- **ENUNCIADO 1**: Indica cuántas líneas de los registros contienen la cadena "Calico", teniendo en cuenta mayúsculas y minúsculas. Responde solo con el número.

-.-.-

Nada, ningún progreso

el caso es que si cargo a pelo el xfce (startxfce4) no se por que milagro el teclado funciona... ahora bien si ejecuto el gestor de arranque (slim en mi caso) el teclado no funciona bien (el teclado numerico imbuido en el teclado normal está activado constantemente)

He probado lo de  *Quote:*   

> Option "AutoAddDevices" "false

 

pero sigue sin ir...

Tb he probado lo de *Quote:*   

> cp /usr/share/hal/fdi/policy/10osvendor/10-keymap.fdi /etc/hal/fdi/policy/

 

y he editado el fichero sustituyendo el us por el es... y tampoco

No me gustaría tener que recompilar el xorg sin el hal...

¿Alguna otra sugerencia?

----------

## will198

Hola otra vez...

ya he visto el problema... pero no se la solucion...

la historia es que cuando arrancan las x me activa el teclado numérico de manera automática y luego la combinación de teclas para desactivarlo no funciona (shift + una tecla del portatil)

quizás se solucione todo diciendo a las x que NO activen el numlock... ¿como lo hago?

----------

## Inodoro_Pereyra

 */etc/slim.conf wrote:*   

> # Activate numlock when slim starts. Valid values: on|off
> 
> numlock             on

 

Salud!

----------

## will198

muchas gracias inod... lo vi ayer por la noche pero como ya no tenia red no publique... una tonteria supina la verdad... lo que pasa es que como nunca uso el numlock no sabía ni que luz se tenía que encender... ayer por casualidad me fijé en que había una luz nueva y zas el numlock...

ya funciona perfectamente las X sólo me falta poder compilar un paquete que se me resiste y el portatil estaría con todo lo que necesito (de momento)

un saludo a todos

----------

-.-.-

- **ENUNCIADO 2**:
Contesta estas preguntas sobre el hilo del foro acerca del teclado numérico:
(a) ¿Qué gestor de arranque se usa según el primer mensaje del hilo?
(b) ¿Qué combinación de teclas no funciona para desactivar el teclado numérico?
(c) ¿Qué valor tiene la opción numlock en el fragmento citado de /etc/slim.conf?

- **REGISTROS PARA PROCESAR**:
-.-.-

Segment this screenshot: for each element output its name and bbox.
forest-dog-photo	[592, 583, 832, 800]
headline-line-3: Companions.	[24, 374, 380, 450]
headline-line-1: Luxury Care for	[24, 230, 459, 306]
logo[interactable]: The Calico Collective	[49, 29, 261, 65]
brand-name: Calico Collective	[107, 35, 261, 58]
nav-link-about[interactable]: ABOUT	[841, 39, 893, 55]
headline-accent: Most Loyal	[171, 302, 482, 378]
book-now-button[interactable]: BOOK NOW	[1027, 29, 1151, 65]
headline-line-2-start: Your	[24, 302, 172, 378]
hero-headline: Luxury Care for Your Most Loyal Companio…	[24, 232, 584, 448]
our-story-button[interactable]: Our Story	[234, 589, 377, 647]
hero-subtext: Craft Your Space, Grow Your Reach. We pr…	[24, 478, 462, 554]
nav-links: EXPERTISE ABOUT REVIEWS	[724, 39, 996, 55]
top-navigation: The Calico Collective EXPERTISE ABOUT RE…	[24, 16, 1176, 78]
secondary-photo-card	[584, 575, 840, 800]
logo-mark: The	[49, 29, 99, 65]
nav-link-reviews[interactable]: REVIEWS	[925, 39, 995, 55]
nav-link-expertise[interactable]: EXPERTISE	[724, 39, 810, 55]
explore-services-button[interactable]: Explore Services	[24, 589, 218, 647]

-.-.-

- **RESPUESTA 1**: 3

- **RESPUESTA 2**:
(a) Slim.
(b) Shift más una tecla del portátil.
(c) On.